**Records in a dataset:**
<<<<
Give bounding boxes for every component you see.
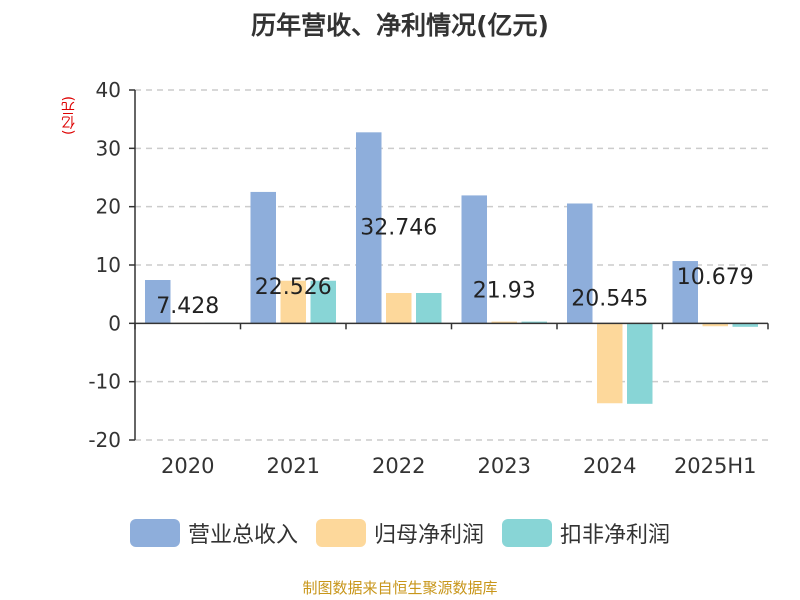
legend-swatch-revenue bbox=[129, 519, 180, 547]
y-tick-label: -10 bbox=[88, 370, 121, 394]
bar-2025H1-series-0 bbox=[672, 261, 698, 324]
bar-2020-series-0 bbox=[145, 280, 171, 324]
data-label: 10.679 bbox=[677, 265, 754, 290]
data-label: 20.545 bbox=[571, 286, 648, 311]
bar-2024-series-0 bbox=[567, 203, 593, 324]
bar-2025H1-series-1 bbox=[702, 323, 728, 327]
data-label: 22.526 bbox=[255, 275, 332, 300]
legend-label-deducted-profit: 扣非净利润 bbox=[560, 523, 671, 548]
x-tick-label: 2020 bbox=[161, 454, 214, 478]
legend-swatch-deducted-profit bbox=[502, 519, 552, 547]
bar-2022-series-2 bbox=[416, 293, 442, 324]
bar-2021-series-1 bbox=[280, 280, 306, 324]
data-label: 32.746 bbox=[360, 215, 437, 240]
data-label: 21.93 bbox=[473, 278, 536, 303]
legend-swatch-net-profit bbox=[315, 519, 366, 547]
y-tick-label: 40 bbox=[96, 78, 121, 102]
x-tick-label: 2025H1 bbox=[674, 454, 757, 478]
y-tick-label: 10 bbox=[96, 253, 121, 277]
bar-2025H1-series-2 bbox=[732, 323, 758, 327]
bar-2024-series-2 bbox=[627, 323, 653, 404]
bar-2024-series-1 bbox=[597, 323, 623, 404]
data-source-note: 制图数据来自恒生聚源数据库 bbox=[302, 579, 498, 597]
bar-2023-series-1 bbox=[491, 321, 517, 324]
bar-2023-series-2 bbox=[521, 321, 547, 324]
y-tick-label: 30 bbox=[96, 136, 121, 160]
y-tick-label: 0 bbox=[108, 311, 121, 335]
data-label: 7.428 bbox=[156, 294, 219, 319]
bar-2022-series-1 bbox=[386, 293, 412, 324]
legend-item-revenue[interactable]: 营业总收入 bbox=[129, 517, 298, 549]
bar-2022-series-0 bbox=[356, 132, 382, 324]
legend-item-deducted-profit[interactable]: 扣非净利润 bbox=[502, 517, 670, 549]
x-tick-label: 2024 bbox=[583, 454, 636, 478]
legend-item-net-profit[interactable]: 归母净利润 bbox=[315, 517, 484, 549]
bar-2023-series-0 bbox=[461, 195, 487, 324]
bar-2021-series-0 bbox=[250, 191, 276, 324]
bar-2021-series-2 bbox=[310, 280, 336, 324]
y-tick-label: -20 bbox=[88, 428, 121, 452]
chart-title: 历年营收、净利情况(亿元) bbox=[251, 11, 549, 40]
chart-legend: 营业总收入 归母净利润 扣非净利润 bbox=[0, 517, 800, 549]
legend-label-net-profit: 归母净利润 bbox=[373, 523, 484, 548]
legend-label-revenue: 营业总收入 bbox=[187, 523, 298, 548]
y-tick-label: 20 bbox=[96, 195, 121, 219]
x-tick-label: 2022 bbox=[372, 454, 425, 478]
x-tick-label: 2023 bbox=[478, 454, 531, 478]
x-tick-label: 2021 bbox=[267, 454, 320, 478]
>>>>
**Exercise objective:** Could you update the items above so that every "data-label" becomes "value-label", with everything else kept as it is? Leave the pictures out of your answer.

**Task answer:**
Give bounding boxes for every component you see.
legend-swatch-revenue bbox=[129, 519, 180, 547]
y-tick-label: -10 bbox=[88, 370, 121, 394]
bar-2025H1-series-0 bbox=[672, 261, 698, 324]
bar-2020-series-0 bbox=[145, 280, 171, 324]
value-label: 10.679 bbox=[677, 265, 754, 290]
value-label: 20.545 bbox=[571, 286, 648, 311]
bar-2024-series-0 bbox=[567, 203, 593, 324]
bar-2025H1-series-1 bbox=[702, 323, 728, 327]
value-label: 22.526 bbox=[255, 275, 332, 300]
legend-label-deducted-profit: 扣非净利润 bbox=[560, 523, 671, 548]
x-tick-label: 2020 bbox=[161, 454, 214, 478]
legend-swatch-deducted-profit bbox=[502, 519, 552, 547]
bar-2022-series-2 bbox=[416, 293, 442, 324]
bar-2021-series-1 bbox=[280, 280, 306, 324]
value-label: 32.746 bbox=[360, 215, 437, 240]
value-label: 21.93 bbox=[473, 278, 536, 303]
legend-swatch-net-profit bbox=[315, 519, 366, 547]
y-tick-label: 40 bbox=[96, 78, 121, 102]
x-tick-label: 2025H1 bbox=[674, 454, 757, 478]
y-tick-label: 10 bbox=[96, 253, 121, 277]
bar-2025H1-series-2 bbox=[732, 323, 758, 327]
bar-2024-series-2 bbox=[627, 323, 653, 404]
bar-2024-series-1 bbox=[597, 323, 623, 404]
data-source-note: 制图数据来自恒生聚源数据库 bbox=[302, 579, 498, 597]
bar-2023-series-1 bbox=[491, 321, 517, 324]
bar-2023-series-2 bbox=[521, 321, 547, 324]
y-tick-label: 30 bbox=[96, 136, 121, 160]
y-tick-label: 0 bbox=[108, 311, 121, 335]
value-label: 7.428 bbox=[156, 294, 219, 319]
bar-2022-series-1 bbox=[386, 293, 412, 324]
legend-item-revenue[interactable]: 营业总收入 bbox=[129, 517, 298, 549]
bar-2022-series-0 bbox=[356, 132, 382, 324]
legend-item-deducted-profit[interactable]: 扣非净利润 bbox=[502, 517, 670, 549]
x-tick-label: 2024 bbox=[583, 454, 636, 478]
legend-item-net-profit[interactable]: 归母净利润 bbox=[315, 517, 484, 549]
bar-2023-series-0 bbox=[461, 195, 487, 324]
bar-2021-series-0 bbox=[250, 191, 276, 324]
bar-2021-series-2 bbox=[310, 280, 336, 324]
y-tick-label: -20 bbox=[88, 428, 121, 452]
chart-title: 历年营收、净利情况(亿元) bbox=[251, 11, 549, 40]
chart-legend: 营业总收入 归母净利润 扣非净利润 bbox=[0, 517, 800, 549]
legend-label-net-profit: 归母净利润 bbox=[373, 523, 484, 548]
legend-label-revenue: 营业总收入 bbox=[187, 523, 298, 548]
y-tick-label: 20 bbox=[96, 195, 121, 219]
x-tick-label: 2022 bbox=[372, 454, 425, 478]
x-tick-label: 2023 bbox=[478, 454, 531, 478]
x-tick-label: 2021 bbox=[267, 454, 320, 478]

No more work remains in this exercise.